======== LISTED ENTRIES ========

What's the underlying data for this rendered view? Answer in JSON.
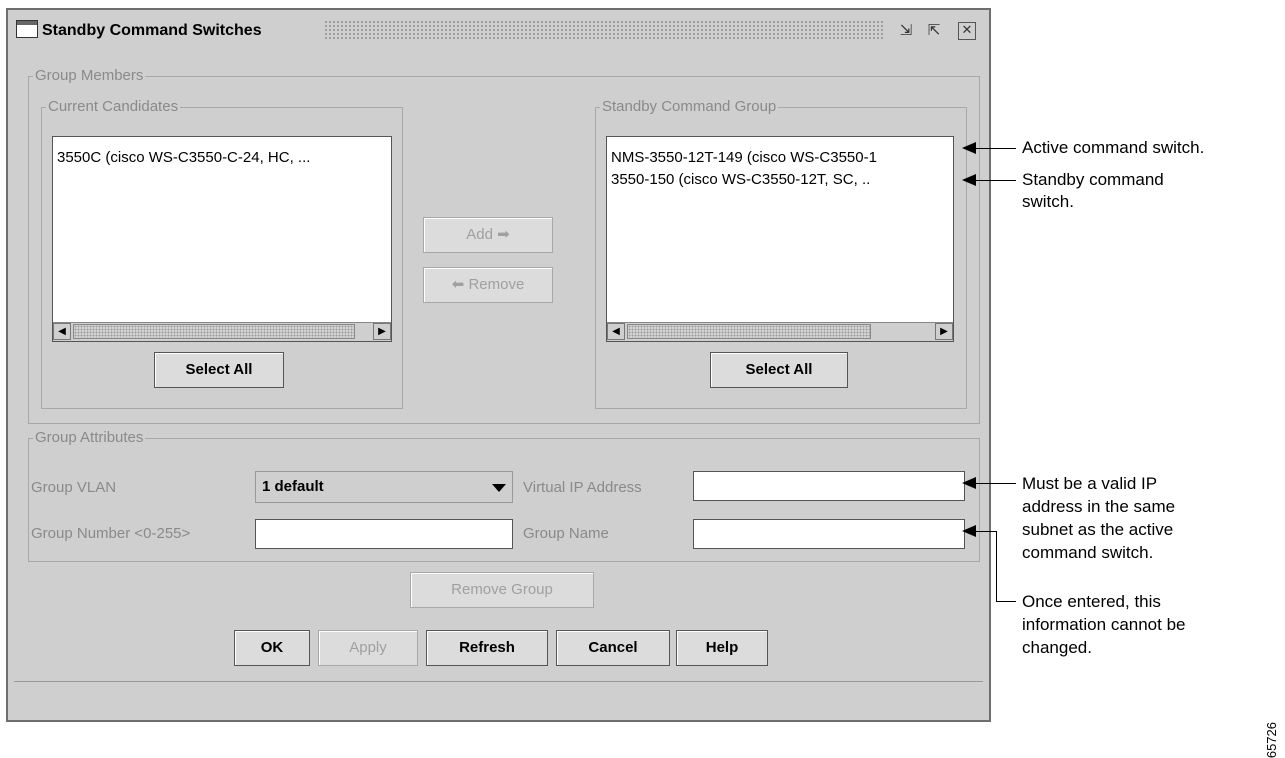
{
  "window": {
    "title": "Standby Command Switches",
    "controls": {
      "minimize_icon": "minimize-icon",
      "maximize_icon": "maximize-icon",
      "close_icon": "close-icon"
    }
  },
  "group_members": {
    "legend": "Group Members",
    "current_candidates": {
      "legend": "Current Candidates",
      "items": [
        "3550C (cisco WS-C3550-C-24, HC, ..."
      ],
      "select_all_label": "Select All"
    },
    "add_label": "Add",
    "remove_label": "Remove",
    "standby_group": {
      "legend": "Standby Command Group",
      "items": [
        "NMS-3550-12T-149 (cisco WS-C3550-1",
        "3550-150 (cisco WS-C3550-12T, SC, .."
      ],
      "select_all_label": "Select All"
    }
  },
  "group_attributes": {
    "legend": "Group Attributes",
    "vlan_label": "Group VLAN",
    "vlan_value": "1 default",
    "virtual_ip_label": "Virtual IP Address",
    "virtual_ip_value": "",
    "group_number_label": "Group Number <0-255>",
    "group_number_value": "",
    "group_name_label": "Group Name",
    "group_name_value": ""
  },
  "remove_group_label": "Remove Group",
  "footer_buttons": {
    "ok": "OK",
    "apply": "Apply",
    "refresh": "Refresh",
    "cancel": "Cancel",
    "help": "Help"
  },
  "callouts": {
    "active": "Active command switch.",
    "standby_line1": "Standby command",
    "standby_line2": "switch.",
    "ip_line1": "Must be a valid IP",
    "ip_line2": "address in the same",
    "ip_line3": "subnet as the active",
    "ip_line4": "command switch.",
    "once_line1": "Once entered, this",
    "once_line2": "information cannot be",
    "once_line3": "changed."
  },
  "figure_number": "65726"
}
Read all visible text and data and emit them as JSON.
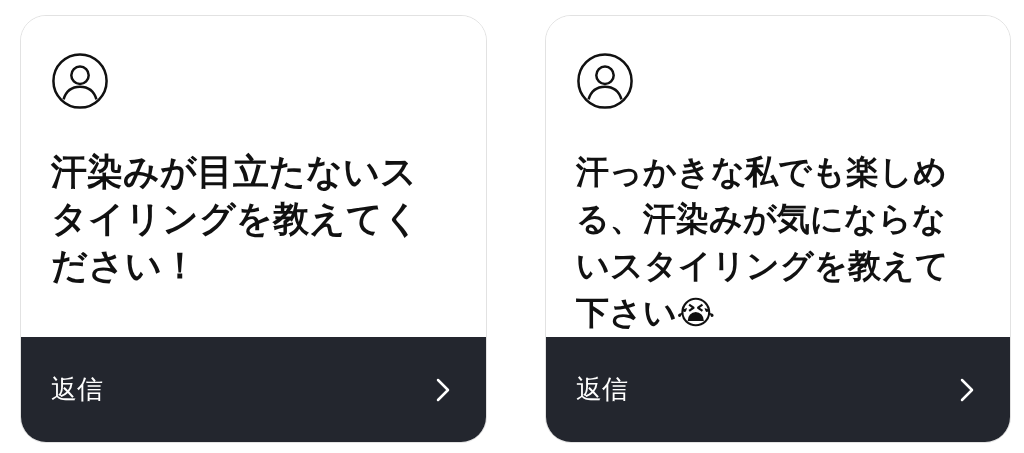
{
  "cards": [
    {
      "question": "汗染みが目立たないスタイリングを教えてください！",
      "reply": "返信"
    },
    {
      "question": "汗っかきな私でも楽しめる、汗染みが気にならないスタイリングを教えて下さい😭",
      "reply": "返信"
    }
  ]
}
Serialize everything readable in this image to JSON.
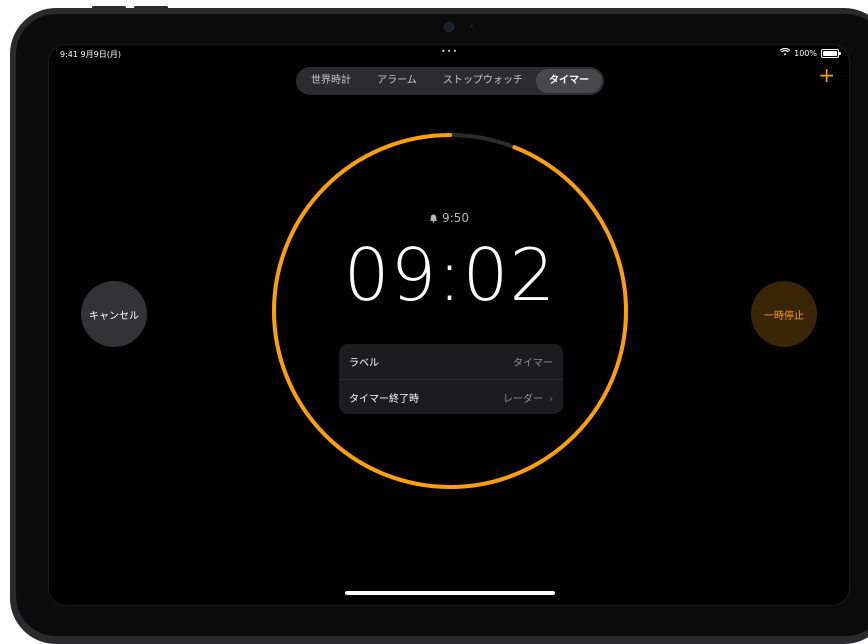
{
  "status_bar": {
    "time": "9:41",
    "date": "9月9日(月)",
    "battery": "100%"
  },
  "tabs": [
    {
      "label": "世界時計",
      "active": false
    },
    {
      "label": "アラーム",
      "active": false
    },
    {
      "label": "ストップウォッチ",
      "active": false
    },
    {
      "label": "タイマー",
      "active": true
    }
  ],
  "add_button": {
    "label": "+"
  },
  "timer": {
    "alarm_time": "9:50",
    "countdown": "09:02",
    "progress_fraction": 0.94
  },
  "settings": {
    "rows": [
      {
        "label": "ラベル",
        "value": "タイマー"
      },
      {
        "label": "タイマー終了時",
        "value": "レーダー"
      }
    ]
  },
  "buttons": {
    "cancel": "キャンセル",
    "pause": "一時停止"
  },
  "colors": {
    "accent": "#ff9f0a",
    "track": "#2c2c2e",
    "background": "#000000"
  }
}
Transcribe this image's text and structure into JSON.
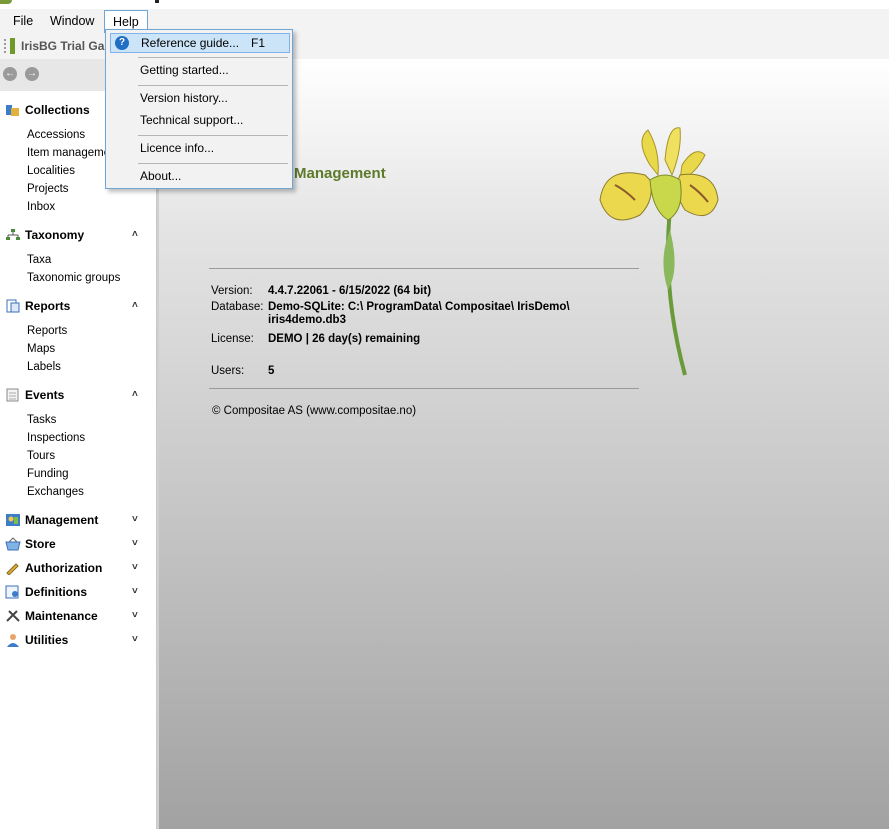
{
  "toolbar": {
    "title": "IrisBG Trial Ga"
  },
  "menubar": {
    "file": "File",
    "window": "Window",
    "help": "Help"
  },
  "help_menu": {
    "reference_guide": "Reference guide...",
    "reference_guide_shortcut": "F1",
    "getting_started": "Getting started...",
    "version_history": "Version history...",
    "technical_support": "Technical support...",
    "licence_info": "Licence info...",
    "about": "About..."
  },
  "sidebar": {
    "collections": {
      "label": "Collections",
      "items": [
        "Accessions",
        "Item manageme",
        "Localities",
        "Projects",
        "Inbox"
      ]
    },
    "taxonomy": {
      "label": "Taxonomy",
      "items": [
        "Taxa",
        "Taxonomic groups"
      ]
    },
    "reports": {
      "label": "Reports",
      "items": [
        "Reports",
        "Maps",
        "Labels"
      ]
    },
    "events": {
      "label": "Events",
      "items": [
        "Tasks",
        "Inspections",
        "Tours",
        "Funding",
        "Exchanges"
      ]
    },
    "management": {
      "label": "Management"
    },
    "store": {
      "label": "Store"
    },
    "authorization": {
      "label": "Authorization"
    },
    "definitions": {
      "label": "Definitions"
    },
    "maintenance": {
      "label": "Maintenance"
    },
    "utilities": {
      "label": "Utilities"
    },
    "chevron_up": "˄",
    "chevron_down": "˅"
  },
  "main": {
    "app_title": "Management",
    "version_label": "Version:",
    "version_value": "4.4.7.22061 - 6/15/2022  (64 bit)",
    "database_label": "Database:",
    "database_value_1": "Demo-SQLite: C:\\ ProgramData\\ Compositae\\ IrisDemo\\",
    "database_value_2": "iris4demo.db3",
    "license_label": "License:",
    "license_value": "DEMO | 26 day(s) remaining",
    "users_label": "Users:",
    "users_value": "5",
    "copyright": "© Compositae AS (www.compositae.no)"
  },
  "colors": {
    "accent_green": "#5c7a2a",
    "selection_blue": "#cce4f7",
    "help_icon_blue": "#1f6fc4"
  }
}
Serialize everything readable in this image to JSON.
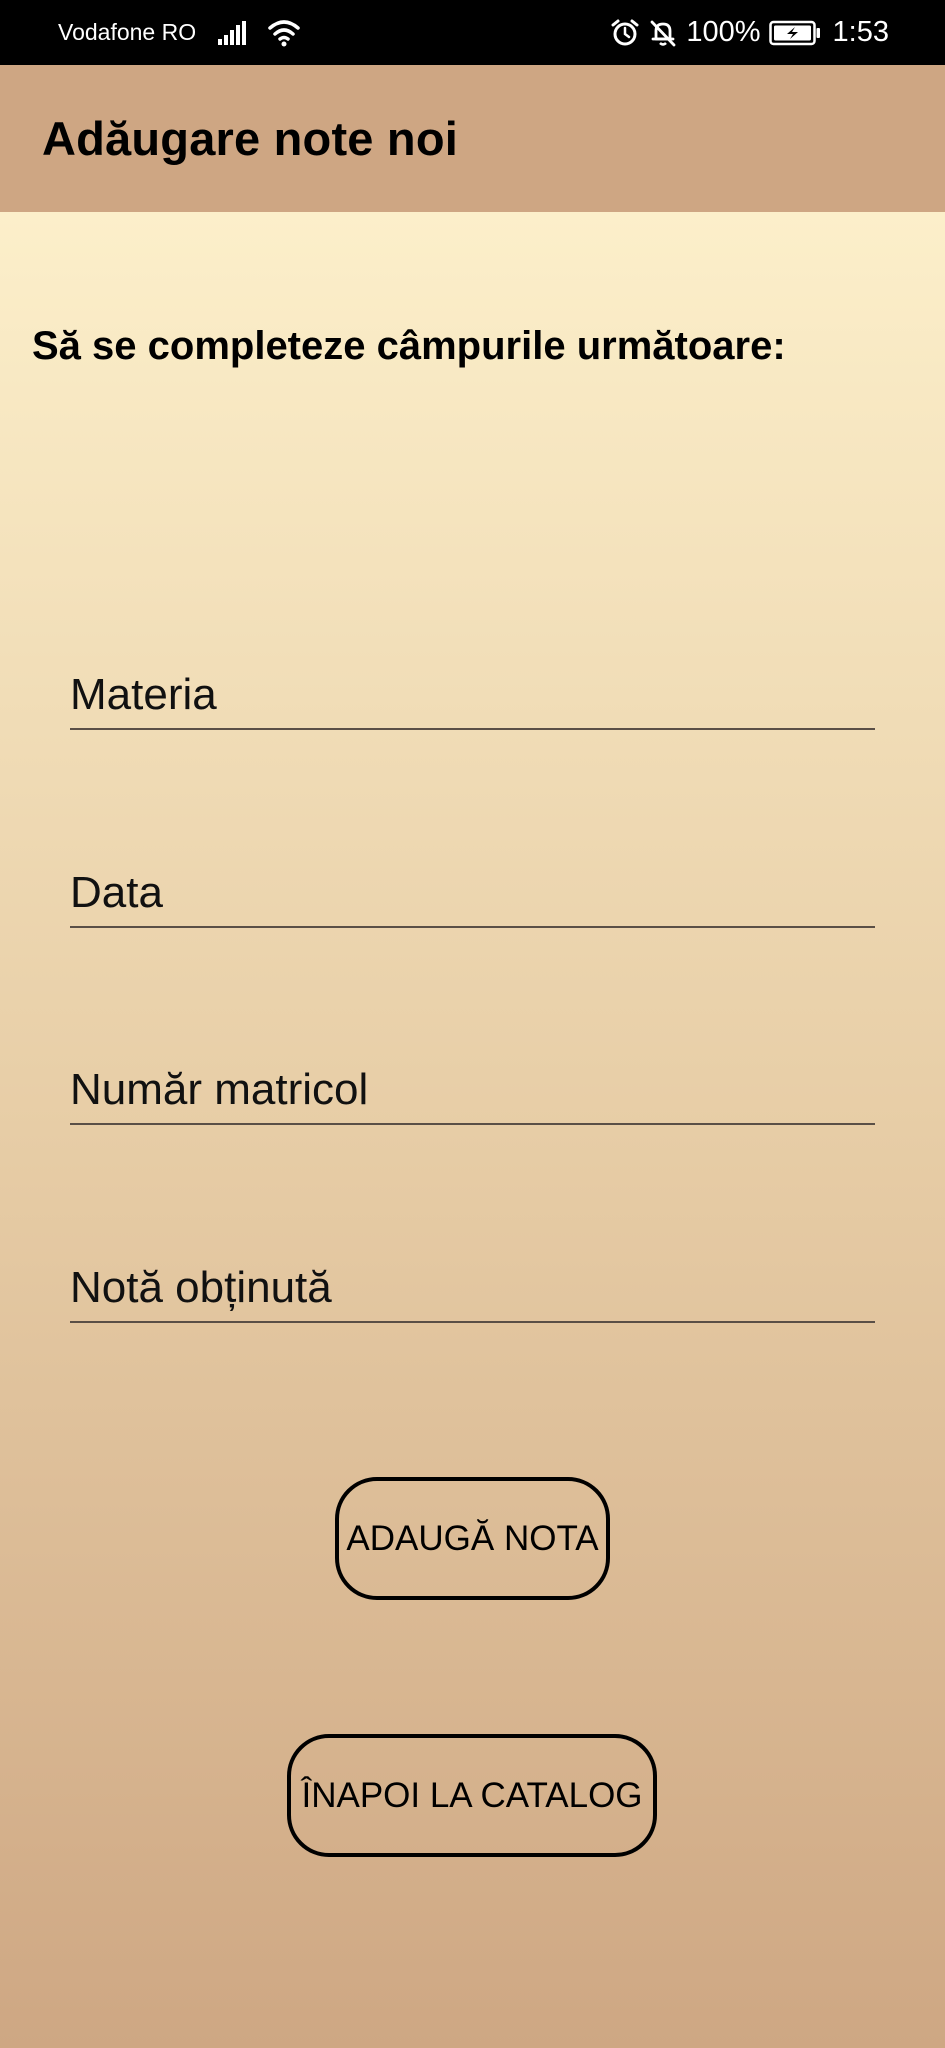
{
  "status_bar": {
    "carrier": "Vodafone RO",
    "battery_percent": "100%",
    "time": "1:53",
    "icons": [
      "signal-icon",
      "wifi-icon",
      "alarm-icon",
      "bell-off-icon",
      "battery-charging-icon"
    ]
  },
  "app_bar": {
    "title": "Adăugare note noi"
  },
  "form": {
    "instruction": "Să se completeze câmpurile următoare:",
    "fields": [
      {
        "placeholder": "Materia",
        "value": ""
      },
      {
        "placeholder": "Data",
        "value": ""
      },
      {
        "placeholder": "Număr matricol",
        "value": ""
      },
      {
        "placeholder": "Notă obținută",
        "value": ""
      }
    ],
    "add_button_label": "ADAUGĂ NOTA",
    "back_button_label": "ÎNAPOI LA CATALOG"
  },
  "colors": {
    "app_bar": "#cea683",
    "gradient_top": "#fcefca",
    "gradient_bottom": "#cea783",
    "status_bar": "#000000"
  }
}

========

WHAT THE TASK REQUIRES | Point out every line holding the string "cisco" and copy it.

ANSWER FOR THE TASK |
        "3550C (cisco WS-C3550-C-24, HC, ..."
        "NMS-3550-12T-149 (cisco WS-C3550-1",
        "3550-150 (cisco WS-C3550-12T, SC, .."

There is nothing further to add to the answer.